• [TASK INPUT]:
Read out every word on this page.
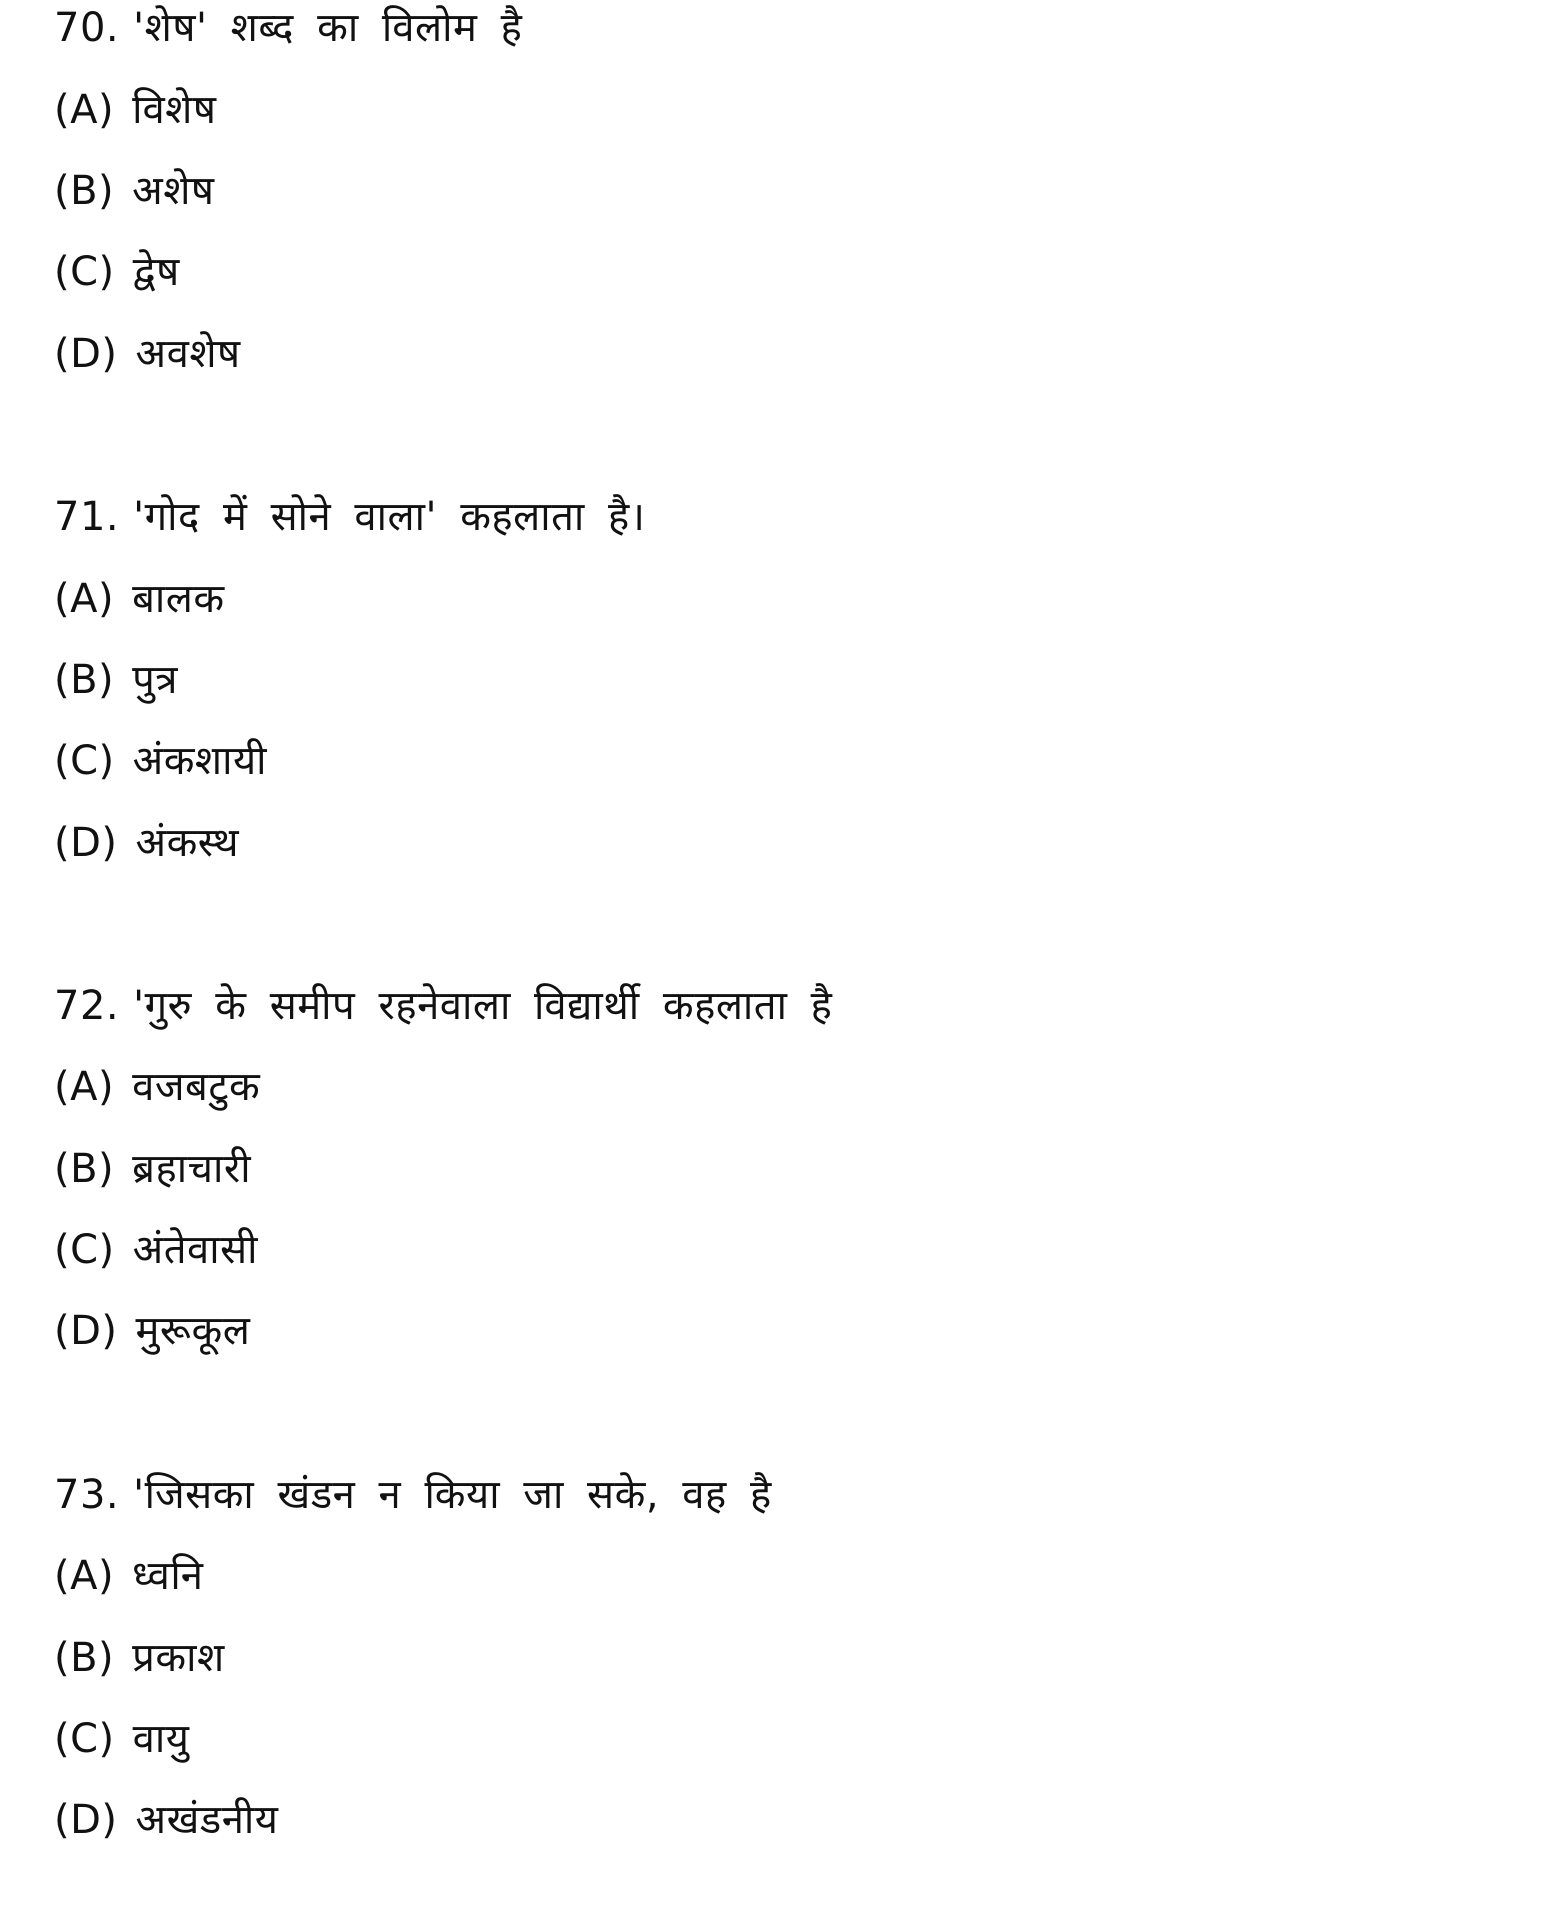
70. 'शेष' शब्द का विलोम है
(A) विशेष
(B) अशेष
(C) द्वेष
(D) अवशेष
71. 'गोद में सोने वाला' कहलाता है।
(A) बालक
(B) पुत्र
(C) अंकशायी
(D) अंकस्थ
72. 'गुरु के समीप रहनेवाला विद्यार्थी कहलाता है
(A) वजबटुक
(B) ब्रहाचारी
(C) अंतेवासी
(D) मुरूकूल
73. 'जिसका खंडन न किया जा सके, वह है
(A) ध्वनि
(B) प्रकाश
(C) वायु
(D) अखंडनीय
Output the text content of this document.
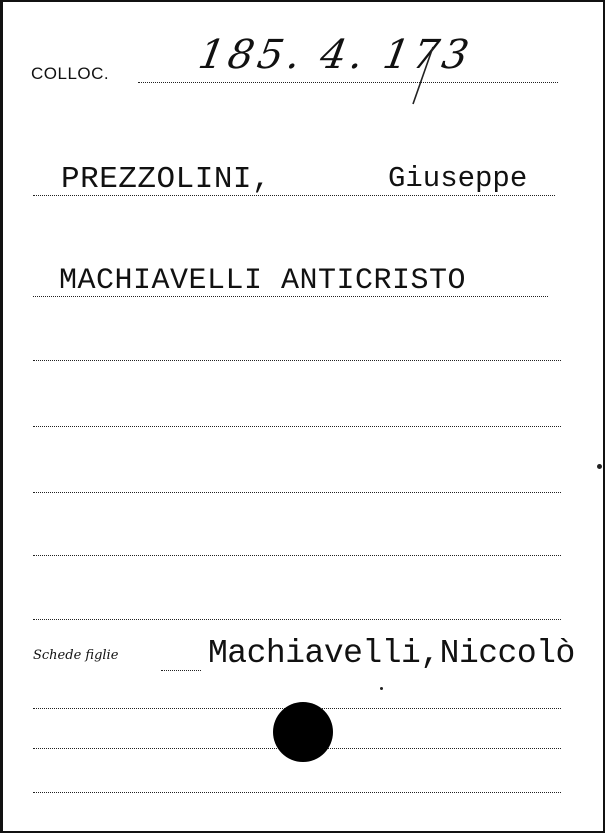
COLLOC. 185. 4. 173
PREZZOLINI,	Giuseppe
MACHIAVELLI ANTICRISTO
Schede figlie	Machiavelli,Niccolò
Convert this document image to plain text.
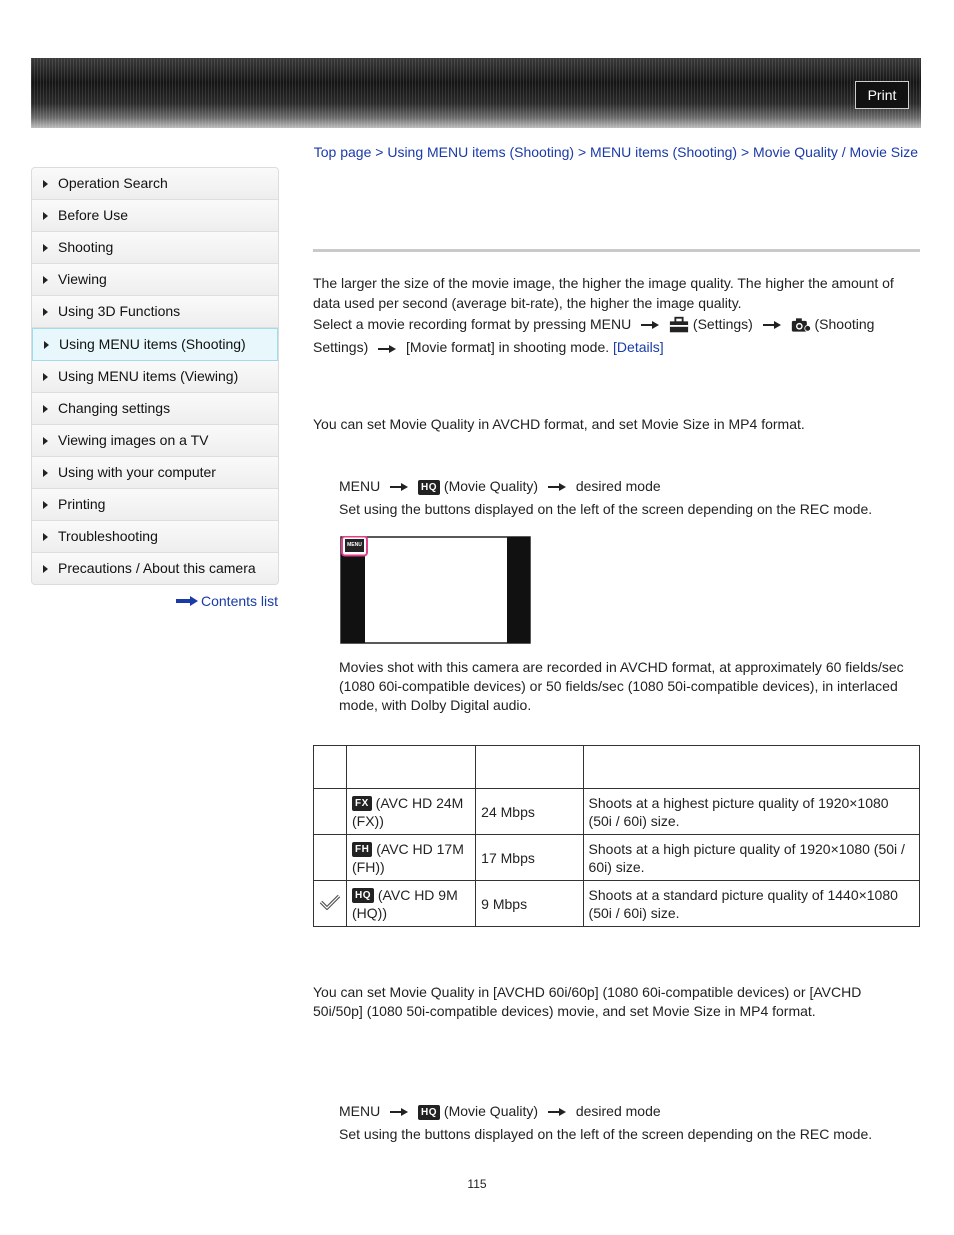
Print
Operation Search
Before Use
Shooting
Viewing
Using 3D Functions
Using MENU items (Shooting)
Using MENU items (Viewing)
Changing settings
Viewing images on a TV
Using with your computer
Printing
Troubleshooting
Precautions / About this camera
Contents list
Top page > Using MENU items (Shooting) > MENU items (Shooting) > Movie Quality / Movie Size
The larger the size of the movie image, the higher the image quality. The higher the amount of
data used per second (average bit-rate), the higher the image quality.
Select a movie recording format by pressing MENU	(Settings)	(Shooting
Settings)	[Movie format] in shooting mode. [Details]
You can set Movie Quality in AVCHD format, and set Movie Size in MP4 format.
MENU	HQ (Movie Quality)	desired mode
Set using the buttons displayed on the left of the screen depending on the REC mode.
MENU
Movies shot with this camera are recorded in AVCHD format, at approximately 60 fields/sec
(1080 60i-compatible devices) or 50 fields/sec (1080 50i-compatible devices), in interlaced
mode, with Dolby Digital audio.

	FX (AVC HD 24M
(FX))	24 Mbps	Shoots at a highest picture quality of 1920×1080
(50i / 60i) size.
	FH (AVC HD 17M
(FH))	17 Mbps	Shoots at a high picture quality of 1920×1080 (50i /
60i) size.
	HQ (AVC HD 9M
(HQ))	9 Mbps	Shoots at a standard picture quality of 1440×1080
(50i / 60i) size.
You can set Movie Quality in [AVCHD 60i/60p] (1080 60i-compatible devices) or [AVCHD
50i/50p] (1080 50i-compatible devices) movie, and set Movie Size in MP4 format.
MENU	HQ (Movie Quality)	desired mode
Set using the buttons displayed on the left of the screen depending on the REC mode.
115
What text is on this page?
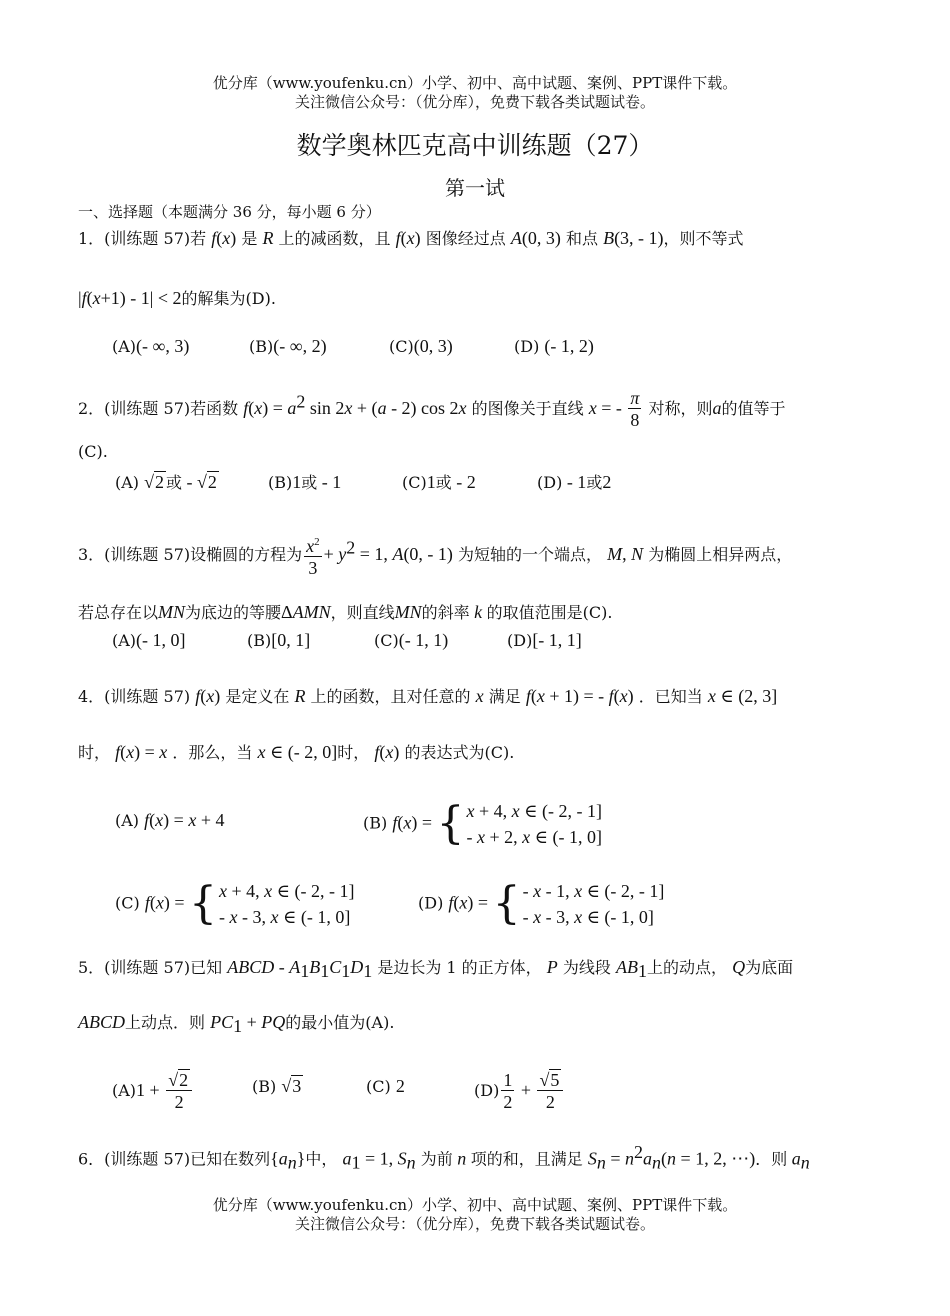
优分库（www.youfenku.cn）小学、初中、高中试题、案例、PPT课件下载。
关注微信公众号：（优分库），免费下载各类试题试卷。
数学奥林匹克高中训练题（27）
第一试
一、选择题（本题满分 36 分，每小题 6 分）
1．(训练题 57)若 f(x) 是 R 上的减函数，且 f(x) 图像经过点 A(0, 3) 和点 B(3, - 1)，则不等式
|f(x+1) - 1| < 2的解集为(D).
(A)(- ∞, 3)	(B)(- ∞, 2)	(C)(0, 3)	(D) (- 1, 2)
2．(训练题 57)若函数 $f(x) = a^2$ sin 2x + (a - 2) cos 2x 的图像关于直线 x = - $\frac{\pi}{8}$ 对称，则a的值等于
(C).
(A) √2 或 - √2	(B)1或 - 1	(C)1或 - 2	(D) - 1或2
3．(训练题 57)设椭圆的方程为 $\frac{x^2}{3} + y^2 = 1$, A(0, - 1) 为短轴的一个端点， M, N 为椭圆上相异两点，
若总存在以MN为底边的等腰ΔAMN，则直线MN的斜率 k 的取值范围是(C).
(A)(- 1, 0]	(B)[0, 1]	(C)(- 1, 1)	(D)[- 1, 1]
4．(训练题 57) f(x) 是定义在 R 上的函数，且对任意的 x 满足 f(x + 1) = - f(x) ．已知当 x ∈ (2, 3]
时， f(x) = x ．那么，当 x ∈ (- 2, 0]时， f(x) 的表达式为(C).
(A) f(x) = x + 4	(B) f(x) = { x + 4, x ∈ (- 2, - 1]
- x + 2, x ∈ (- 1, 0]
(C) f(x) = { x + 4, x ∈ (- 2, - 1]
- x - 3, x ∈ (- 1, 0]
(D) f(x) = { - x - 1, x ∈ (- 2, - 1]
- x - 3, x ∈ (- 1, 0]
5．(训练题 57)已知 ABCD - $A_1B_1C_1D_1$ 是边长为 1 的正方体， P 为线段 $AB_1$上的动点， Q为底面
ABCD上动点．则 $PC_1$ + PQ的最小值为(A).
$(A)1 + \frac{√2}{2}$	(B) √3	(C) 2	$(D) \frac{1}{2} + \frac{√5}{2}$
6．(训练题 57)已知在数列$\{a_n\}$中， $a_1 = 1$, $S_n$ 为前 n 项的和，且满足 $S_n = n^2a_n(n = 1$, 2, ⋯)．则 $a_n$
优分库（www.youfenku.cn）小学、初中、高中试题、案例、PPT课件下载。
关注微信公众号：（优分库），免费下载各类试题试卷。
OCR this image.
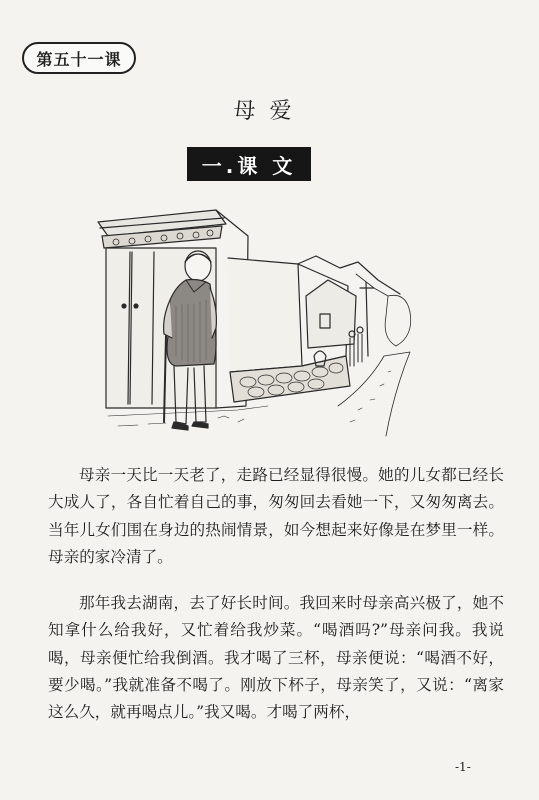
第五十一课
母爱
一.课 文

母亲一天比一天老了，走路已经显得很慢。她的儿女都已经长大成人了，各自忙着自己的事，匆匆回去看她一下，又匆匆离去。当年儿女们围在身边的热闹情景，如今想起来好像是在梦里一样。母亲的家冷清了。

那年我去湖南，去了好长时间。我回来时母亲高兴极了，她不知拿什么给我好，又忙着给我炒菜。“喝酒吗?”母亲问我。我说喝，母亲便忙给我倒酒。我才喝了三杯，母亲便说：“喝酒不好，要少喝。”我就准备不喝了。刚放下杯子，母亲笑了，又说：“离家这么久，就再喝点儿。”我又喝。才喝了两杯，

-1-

• [WHAT IS ASKED]:
Write every entry out again exactly, dropping the pictures.

• [OUTPUT]:
Read out every word on this page.
70. 'शेष' शब्द का विलोम है
(A) विशेष
(B) अशेष
(C) द्वेष
(D) अवशेष
71. 'गोद में सोने वाला' कहलाता है।
(A) बालक
(B) पुत्र
(C) अंकशायी
(D) अंकस्थ
72. 'गुरु के समीप रहनेवाला विद्यार्थी कहलाता है
(A) वजबटुक
(B) ब्रहाचारी
(C) अंतेवासी
(D) मुरूकूल
73. 'जिसका खंडन न किया जा सके, वह है
(A) ध्वनि
(B) प्रकाश
(C) वायु
(D) अखंडनीय
Output the text content of this document.
COLLOC. 185. 4. 173
PREZZOLINI,	Giuseppe
MACHIAVELLI ANTICRISTO
Schede figlie	Machiavelli,Niccolò
Convert this document image to plain text.
Print
Operation Search
Before Use
Shooting
Viewing
Using 3D Functions
Using MENU items (Shooting)
Using MENU items (Viewing)
Changing settings
Viewing images on a TV
Using with your computer
Printing
Troubleshooting
Precautions / About this camera
Contents list
Top page > Using MENU items (Shooting) > MENU items (Shooting) > Movie Quality / Movie Size
The larger the size of the movie image, the higher the image quality. The higher the amount of
data used per second (average bit-rate), the higher the image quality.
Select a movie recording format by pressing MENU	(Settings)	(Shooting
Settings)	[Movie format] in shooting mode. [Details]
You can set Movie Quality in AVCHD format, and set Movie Size in MP4 format.
MENU	HQ (Movie Quality)	desired mode
Set using the buttons displayed on the left of the screen depending on the REC mode.
MENU
Movies shot with this camera are recorded in AVCHD format, at approximately 60 fields/sec
(1080 60i-compatible devices) or 50 fields/sec (1080 50i-compatible devices), in interlaced
mode, with Dolby Digital audio.

	FX (AVC HD 24M
(FX))	24 Mbps	Shoots at a highest picture quality of 1920×1080
(50i / 60i) size.
	FH (AVC HD 17M
(FH))	17 Mbps	Shoots at a high picture quality of 1920×1080 (50i /
60i) size.
	HQ (AVC HD 9M
(HQ))	9 Mbps	Shoots at a standard picture quality of 1440×1080
(50i / 60i) size.
You can set Movie Quality in [AVCHD 60i/60p] (1080 60i-compatible devices) or [AVCHD
50i/50p] (1080 50i-compatible devices) movie, and set Movie Size in MP4 format.
MENU	HQ (Movie Quality)	desired mode
Set using the buttons displayed on the left of the screen depending on the REC mode.
115
What text is on this page?
优分库（www.youfenku.cn）小学、初中、高中试题、案例、PPT课件下载。
关注微信公众号：（优分库），免费下载各类试题试卷。
数学奥林匹克高中训练题（27）
第一试
一、选择题（本题满分 36 分，每小题 6 分）
1．(训练题 57)若 f(x) 是 R 上的减函数，且 f(x) 图像经过点 A(0, 3) 和点 B(3, - 1)，则不等式
|f(x+1) - 1| < 2的解集为(D).
(A)(- ∞, 3)	(B)(- ∞, 2)	(C)(0, 3)	(D) (- 1, 2)
2．(训练题 57)若函数 $f(x) = a^2$ sin 2x + (a - 2) cos 2x 的图像关于直线 x = - $\frac{\pi}{8}$ 对称，则a的值等于
(C).
(A) √2 或 - √2	(B)1或 - 1	(C)1或 - 2	(D) - 1或2
3．(训练题 57)设椭圆的方程为 $\frac{x^2}{3} + y^2 = 1$, A(0, - 1) 为短轴的一个端点， M, N 为椭圆上相异两点，
若总存在以MN为底边的等腰ΔAMN，则直线MN的斜率 k 的取值范围是(C).
(A)(- 1, 0]	(B)[0, 1]	(C)(- 1, 1)	(D)[- 1, 1]
4．(训练题 57) f(x) 是定义在 R 上的函数，且对任意的 x 满足 f(x + 1) = - f(x) ．已知当 x ∈ (2, 3]
时， f(x) = x ．那么，当 x ∈ (- 2, 0]时， f(x) 的表达式为(C).
(A) f(x) = x + 4	(B) f(x) = { x + 4, x ∈ (- 2, - 1]
- x + 2, x ∈ (- 1, 0]
(C) f(x) = { x + 4, x ∈ (- 2, - 1]
- x - 3, x ∈ (- 1, 0]
(D) f(x) = { - x - 1, x ∈ (- 2, - 1]
- x - 3, x ∈ (- 1, 0]
5．(训练题 57)已知 ABCD - $A_1B_1C_1D_1$ 是边长为 1 的正方体， P 为线段 $AB_1$上的动点， Q为底面
ABCD上动点．则 $PC_1$ + PQ的最小值为(A).
$(A)1 + \frac{√2}{2}$	(B) √3	(C) 2	$(D) \frac{1}{2} + \frac{√5}{2}$
6．(训练题 57)已知在数列$\{a_n\}$中， $a_1 = 1$, $S_n$ 为前 n 项的和，且满足 $S_n = n^2a_n(n = 1$, 2, ⋯)．则 $a_n$
优分库（www.youfenku.cn）小学、初中、高中试题、案例、PPT课件下载。
关注微信公众号：（优分库），免费下载各类试题试卷。
OCR this image.
第五十一课
母爱
一.课 文

母亲一天比一天老了，走路已经显得很慢。她的儿女都已经长大成人了，各自忙着自己的事，匆匆回去看她一下，又匆匆离去。当年儿女们围在身边的热闹情景，如今想起来好像是在梦里一样。母亲的家冷清了。

那年我去湖南，去了好长时间。我回来时母亲高兴极了，她不知拿什么给我好，又忙着给我炒菜。“喝酒吗?”母亲问我。我说喝，母亲便忙给我倒酒。我才喝了三杯，母亲便说：“喝酒不好，要少喝。”我就准备不喝了。刚放下杯子，母亲笑了，又说：“离家这么久，就再喝点儿。”我又喝。才喝了两杯，

-1-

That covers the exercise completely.